Day 16: The Shrewdness of Mercy

    



March 5

by Josh Pacheco (check out Josh's Substack, too!)

Readings:

Jer 17:5-10

Luke 16:19-31

Reflection:

After you read the scriptures HERE is a video of a reading of this devotional.

One of my favorite things about Jesus is that he often responded to people’s inner conditions with stories, not answers. Prior to our parable given in this text, the chapter started with another masterful parable describing, amongst a good few other lessons, that there may be something for disciples to gain from observing the way worldly people deal with each other. He praises a shrewdness and foresight that, while employed by less than admirable characters in the story, still shows us that there are wise and beautiful things to observe even in people and places we may not have expected to find them

This incenses the Pharisees, for they cannot understand how a legitimate Torah teacher would actually call his disciples to look for wisdom “outside” of the kingdom, for WE are the holy ones! The world should look at us… right? To this very attitude, Jesus responds in kind with the parable in our text today. 

Our parable describes a man so blinded by his wealth and status that he fails to recognize the state of a man so blatantly suffering and in need directly in front of the gate of his home. Immediately, the description of this wealthy man already firmly places the first few verses of our text from Jeremiah 17 in view:

5 Here is what Adonai says:

‘A curse on the person who trusts in humans,
who relies on merely human strength,
whose heart turns away from Adonai. 

6 He will be like a tamarisk in the wastelands —
when relief comes, it is unaffected;
for it lives in the sun-baked desert,
in salty, uninhabited land.’”

I see described in our parable a man whose heart has become a destitute tree alone in a desert wasteland. So destitute, in fact, that when an opportunity for relief arrives, the heart is unaffected. In this case, I see Lazarus as that very opportunity. He has arrived as an opportunity for this destitute tree to bear some kind of fruit, to be relieved from its barrenness, and yet this tree pays no mind to relief.

Questions:
1. For each statement about the Day 16 devotional, answer yes or no and quote the exact words from the text that decide it. (a) The Pharisees are angered that Jesus calls his disciples to look for wisdom outside the kingdom. (b) In the quoted Jeremiah verses, the tamarisk is changed when relief comes. (c) The writer sees Lazarus as an opportunity for the rich man's barren heart.
2. Write the next part of the Day 16 devotional, picking up after its last sentence.
The rows that follow are separate material and have no connection to the Day 16 devotional.

Given entries:
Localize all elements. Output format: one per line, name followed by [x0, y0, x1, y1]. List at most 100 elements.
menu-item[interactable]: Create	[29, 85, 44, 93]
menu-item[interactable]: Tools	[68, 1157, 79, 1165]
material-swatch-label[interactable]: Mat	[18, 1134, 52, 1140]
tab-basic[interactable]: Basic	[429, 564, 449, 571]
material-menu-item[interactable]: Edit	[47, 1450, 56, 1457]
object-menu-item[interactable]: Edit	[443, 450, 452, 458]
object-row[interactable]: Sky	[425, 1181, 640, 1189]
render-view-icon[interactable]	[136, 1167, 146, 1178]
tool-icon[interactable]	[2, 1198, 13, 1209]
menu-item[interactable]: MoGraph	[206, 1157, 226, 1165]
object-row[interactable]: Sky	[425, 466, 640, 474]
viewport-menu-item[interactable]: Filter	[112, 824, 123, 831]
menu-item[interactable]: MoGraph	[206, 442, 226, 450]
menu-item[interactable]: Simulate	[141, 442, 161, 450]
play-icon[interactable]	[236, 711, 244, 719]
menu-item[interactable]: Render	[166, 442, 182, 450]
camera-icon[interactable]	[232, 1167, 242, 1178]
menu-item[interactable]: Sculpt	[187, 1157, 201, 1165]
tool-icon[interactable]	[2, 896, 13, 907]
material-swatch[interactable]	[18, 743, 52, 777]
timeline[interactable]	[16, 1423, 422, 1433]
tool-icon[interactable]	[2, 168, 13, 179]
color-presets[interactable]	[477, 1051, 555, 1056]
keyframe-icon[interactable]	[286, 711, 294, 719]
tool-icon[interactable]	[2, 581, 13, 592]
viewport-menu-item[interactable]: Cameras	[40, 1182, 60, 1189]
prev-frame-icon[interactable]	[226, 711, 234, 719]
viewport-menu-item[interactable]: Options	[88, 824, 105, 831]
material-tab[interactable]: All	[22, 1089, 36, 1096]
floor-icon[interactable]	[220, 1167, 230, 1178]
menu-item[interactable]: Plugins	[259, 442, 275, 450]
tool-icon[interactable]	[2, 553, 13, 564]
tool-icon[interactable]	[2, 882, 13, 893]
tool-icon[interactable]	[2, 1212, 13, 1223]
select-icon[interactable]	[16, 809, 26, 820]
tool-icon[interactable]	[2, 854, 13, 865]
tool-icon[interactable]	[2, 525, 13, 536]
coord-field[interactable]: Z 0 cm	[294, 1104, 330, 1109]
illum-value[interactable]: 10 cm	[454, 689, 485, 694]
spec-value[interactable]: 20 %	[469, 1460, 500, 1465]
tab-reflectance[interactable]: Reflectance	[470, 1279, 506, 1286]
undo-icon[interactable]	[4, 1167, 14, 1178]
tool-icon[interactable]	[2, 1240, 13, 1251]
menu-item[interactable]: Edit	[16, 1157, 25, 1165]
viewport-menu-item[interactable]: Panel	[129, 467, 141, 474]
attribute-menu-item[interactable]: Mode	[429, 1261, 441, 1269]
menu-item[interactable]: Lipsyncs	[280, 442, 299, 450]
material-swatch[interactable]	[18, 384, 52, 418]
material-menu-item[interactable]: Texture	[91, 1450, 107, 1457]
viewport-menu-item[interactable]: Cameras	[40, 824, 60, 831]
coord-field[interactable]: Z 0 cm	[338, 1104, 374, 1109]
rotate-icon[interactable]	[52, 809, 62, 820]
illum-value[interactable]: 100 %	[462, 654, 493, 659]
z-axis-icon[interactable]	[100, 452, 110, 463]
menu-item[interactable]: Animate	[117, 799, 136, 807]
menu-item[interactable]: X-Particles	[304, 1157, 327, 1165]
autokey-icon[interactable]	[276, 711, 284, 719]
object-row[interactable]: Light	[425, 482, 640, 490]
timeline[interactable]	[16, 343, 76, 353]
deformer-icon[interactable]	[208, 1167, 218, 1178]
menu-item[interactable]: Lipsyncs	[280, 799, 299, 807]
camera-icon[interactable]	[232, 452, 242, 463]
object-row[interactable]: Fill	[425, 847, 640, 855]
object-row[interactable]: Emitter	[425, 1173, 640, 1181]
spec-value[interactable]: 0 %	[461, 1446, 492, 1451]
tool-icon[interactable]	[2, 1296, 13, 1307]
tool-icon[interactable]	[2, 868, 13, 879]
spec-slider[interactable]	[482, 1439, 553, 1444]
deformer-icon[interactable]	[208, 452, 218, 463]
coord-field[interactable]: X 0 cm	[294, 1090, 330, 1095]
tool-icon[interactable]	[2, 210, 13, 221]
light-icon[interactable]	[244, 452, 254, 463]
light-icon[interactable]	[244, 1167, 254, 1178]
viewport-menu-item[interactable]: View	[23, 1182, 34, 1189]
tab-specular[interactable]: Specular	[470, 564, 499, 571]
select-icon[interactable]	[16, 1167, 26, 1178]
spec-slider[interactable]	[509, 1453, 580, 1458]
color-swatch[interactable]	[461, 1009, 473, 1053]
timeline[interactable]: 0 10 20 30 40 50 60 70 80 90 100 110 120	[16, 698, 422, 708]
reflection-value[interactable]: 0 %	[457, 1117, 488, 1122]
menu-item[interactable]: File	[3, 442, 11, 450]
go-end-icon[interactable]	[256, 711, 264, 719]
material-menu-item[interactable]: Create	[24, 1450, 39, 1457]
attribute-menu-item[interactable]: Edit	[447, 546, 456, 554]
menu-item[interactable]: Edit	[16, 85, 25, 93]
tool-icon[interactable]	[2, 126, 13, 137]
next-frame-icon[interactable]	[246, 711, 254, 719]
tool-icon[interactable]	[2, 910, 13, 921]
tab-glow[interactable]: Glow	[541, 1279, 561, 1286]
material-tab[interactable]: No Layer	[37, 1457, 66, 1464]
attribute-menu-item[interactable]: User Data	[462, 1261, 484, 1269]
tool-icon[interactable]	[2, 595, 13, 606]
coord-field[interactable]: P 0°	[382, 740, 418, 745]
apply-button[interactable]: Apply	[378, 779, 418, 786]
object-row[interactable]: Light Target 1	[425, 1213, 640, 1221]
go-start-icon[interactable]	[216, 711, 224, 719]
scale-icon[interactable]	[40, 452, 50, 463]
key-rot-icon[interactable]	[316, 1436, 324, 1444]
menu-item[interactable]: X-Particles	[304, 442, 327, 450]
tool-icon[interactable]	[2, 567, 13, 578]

Answer section:
1.
(a) Yes: "This incenses the Pharisees, for they cannot understand how a legitimate Torah teacher would actually call his disciples to look for wisdom “outside” of the kingdom"
(b) No: "when relief comes, it is unaffected"
(c) Yes: "I see Lazarus as that very opportunity."

2.
Shall we say that our Lord is opposed to wealthy people and that they are inherently evil? Far be it from us to do so! Here is the visible image of a man “who relies on merely human strength, whose heart turns away from Adonai”. It is not his wealth that makes him the antagonist in this parable, but that wealth has so blinded him to the opportunity to take care of his neighbor that his very inaction renders the judgment

This is the sin Jesus takes on with this brilliant parable, and the diagnosis is severe. So severe in fact, that when these two men go to their eternal habitations, the rich man begs Abraham that Lazarus (the man he refused to help while alive) might appear to his five brothers and warn them of the coming judgment, perhaps to change their behavior. Abraham disagrees, for he knows that if a man will not listen to the Law and the Prophets, then even the resurrection from the dead will not stir them from their stupor

Chilling, is it not? Is our Lord not painting a portrait of us? Would I be too far afield in interpreting that Jesus may not be speaking only of the wealthy in the financial sense? How wealthy were the Pharisees in knowledge of the Torah? And how much had that knowledge benefitted the people whom Jesus had described in verse 16 as “forcing their way” into the Kingdom of God? Well, it seems very little, so little in fact that this wealth of knowledge was actually trying to keep them out!

Verses 7-8 of our text from Jeremiah 17 are what should stir us, that in our trust of Adonai we might become fruitful trees that bless the sojourners. While we may not all experience wealth, to know the Father is wealth enough, and should this wealth not be spread generously to our neighbor? Jesus commands the very knowledge described of Adonai in verses 9-10 of Jeremiah 17, and uses it masterfully in this parable to diagnose what’s going on in the heart. I pray we might use this diagnosis to ask, “Whom will the Lord ask me to bless today”?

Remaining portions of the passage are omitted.